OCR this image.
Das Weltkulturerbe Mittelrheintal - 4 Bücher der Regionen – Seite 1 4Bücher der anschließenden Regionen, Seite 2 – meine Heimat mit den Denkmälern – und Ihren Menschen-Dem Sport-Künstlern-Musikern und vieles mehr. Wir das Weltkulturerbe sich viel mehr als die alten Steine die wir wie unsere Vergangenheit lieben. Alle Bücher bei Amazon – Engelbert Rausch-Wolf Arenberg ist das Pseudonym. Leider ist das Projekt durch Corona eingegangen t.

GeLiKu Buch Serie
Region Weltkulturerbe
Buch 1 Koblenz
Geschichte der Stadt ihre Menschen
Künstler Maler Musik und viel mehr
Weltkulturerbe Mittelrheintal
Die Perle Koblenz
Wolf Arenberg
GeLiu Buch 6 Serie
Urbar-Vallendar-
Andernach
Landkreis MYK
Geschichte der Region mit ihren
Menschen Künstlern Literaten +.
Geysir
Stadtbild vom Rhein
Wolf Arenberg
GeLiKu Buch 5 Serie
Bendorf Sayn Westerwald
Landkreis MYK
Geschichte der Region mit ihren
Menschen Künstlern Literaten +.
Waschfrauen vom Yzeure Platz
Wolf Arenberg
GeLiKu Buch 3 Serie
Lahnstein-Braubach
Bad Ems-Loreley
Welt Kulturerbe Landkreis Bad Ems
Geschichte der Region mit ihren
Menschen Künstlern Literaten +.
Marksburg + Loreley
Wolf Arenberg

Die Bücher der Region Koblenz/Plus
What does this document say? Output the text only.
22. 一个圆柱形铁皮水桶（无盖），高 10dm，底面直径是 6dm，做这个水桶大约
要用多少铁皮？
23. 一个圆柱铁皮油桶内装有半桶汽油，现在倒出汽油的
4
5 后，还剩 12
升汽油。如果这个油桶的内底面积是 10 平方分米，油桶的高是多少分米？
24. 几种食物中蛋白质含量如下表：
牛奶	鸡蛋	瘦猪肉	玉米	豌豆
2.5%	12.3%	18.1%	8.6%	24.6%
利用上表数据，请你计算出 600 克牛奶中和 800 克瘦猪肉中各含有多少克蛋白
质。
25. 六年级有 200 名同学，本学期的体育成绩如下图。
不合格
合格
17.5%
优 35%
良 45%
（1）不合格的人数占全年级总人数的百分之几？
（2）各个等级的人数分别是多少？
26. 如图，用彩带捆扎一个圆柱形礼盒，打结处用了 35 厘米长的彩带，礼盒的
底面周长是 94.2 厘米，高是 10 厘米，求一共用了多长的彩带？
====
**WHAT THIS TASK INVOLVES**
Which lines hold the string "Koblenz"? Copy all of them from the data above.

**EXERCISE RESPONSE**
Buch 1 Koblenz
Die Perle Koblenz
Die Bücher der Region Koblenz/Plus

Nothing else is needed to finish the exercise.